What you need to do: Using the listing below, copy every line that mentions "JSON".

Data rows:
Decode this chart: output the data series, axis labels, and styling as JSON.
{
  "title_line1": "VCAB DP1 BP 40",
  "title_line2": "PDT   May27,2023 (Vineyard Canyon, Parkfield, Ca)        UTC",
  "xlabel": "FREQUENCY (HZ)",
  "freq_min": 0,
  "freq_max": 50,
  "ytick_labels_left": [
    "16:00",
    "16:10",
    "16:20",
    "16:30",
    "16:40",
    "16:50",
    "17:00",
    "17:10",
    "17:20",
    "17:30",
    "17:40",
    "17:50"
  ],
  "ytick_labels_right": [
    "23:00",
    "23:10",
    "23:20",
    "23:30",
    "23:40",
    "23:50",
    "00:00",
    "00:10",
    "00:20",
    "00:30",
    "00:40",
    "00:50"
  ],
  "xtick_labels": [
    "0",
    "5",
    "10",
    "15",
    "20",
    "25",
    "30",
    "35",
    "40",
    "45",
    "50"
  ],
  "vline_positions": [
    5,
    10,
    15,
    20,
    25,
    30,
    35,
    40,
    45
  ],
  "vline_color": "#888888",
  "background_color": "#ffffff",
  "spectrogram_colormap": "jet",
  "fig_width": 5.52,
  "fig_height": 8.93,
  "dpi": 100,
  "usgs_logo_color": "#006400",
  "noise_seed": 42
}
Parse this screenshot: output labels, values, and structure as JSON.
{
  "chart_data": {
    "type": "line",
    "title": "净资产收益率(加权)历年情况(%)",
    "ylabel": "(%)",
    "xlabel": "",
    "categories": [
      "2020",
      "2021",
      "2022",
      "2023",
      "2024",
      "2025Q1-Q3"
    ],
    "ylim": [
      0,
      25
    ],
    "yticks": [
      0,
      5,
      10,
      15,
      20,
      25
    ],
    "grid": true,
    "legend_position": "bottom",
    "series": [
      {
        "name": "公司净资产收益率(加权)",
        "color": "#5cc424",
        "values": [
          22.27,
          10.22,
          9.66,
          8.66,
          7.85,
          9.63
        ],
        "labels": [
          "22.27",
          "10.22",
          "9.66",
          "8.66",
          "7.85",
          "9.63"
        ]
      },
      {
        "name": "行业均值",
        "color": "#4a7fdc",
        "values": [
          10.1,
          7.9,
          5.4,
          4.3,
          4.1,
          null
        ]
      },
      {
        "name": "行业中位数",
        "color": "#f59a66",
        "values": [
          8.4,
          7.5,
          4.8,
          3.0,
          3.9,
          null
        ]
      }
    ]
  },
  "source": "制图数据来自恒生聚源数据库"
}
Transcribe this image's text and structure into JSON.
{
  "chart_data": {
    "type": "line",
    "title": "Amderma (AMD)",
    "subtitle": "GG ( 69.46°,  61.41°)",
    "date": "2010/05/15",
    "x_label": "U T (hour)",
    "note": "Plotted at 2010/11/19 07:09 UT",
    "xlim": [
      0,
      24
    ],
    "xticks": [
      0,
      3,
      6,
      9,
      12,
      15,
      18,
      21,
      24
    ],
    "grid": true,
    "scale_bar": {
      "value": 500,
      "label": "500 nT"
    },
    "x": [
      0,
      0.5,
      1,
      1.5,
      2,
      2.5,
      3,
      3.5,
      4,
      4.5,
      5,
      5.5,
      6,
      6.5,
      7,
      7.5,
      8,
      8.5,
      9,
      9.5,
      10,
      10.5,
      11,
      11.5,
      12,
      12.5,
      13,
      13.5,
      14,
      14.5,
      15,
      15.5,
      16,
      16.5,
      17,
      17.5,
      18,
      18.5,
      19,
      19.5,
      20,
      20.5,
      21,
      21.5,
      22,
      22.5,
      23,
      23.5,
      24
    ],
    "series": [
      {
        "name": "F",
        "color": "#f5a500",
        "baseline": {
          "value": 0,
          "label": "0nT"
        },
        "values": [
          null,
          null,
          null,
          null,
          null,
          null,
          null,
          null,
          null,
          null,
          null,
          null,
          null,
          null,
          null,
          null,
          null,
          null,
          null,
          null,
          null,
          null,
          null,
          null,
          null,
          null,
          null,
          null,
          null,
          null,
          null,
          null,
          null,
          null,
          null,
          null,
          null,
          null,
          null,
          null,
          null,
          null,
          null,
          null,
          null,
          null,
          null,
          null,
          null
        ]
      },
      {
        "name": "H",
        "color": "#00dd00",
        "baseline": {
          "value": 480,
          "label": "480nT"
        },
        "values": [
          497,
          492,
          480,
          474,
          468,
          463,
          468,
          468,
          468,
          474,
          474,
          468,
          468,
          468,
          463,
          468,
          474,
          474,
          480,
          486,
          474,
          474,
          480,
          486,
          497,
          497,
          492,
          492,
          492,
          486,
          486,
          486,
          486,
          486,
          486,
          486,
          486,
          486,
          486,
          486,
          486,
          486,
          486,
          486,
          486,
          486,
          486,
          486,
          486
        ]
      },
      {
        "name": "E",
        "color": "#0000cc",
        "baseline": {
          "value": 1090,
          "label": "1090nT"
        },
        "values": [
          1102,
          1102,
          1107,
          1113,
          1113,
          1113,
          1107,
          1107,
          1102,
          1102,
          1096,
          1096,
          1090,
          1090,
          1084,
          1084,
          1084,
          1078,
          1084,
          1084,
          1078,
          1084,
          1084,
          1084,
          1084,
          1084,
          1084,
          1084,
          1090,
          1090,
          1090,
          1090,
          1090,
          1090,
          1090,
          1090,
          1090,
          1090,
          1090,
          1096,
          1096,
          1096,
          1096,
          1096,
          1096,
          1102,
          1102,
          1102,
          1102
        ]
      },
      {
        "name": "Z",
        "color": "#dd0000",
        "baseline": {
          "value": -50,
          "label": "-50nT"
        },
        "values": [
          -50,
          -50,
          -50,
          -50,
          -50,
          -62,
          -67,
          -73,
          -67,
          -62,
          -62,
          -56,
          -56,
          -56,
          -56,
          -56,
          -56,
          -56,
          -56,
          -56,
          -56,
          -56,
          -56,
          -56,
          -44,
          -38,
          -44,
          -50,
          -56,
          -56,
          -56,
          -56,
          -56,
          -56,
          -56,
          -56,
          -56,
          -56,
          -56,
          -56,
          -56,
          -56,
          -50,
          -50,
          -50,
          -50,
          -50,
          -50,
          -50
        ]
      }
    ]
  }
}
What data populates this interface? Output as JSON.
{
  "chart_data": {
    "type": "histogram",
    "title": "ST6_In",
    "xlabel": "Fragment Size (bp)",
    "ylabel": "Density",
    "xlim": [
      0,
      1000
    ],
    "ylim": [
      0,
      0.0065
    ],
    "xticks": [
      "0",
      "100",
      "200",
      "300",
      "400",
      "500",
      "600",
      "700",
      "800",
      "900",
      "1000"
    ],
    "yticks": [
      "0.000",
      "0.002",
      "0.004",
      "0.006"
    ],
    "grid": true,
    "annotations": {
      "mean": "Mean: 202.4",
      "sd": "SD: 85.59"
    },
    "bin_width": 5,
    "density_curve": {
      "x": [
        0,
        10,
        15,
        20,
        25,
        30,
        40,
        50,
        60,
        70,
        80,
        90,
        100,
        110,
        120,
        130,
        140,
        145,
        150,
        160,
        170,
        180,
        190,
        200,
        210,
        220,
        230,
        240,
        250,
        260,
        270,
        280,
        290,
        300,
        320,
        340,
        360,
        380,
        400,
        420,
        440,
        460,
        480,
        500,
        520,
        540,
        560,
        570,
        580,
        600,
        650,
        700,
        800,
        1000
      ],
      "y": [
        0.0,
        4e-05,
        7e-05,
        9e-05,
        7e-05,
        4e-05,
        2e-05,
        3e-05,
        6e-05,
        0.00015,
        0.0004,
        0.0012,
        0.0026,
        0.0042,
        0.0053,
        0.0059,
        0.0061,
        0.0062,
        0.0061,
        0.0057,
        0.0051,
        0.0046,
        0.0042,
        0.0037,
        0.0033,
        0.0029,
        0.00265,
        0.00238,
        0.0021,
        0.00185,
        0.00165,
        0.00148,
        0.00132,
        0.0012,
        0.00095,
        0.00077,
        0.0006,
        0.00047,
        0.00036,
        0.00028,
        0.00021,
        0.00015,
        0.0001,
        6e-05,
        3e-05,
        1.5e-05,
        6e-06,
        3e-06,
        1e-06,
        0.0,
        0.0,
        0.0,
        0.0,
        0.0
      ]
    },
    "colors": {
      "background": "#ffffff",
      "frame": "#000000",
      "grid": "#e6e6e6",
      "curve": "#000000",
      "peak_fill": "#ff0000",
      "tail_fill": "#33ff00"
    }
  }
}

Exercise solution:
Decode this chart: output the data series, axis labels, and styling as JSON.
Parse this screenshot: output labels, values, and structure as JSON.
Transcribe this image's text and structure into JSON.
What data populates this interface? Output as JSON.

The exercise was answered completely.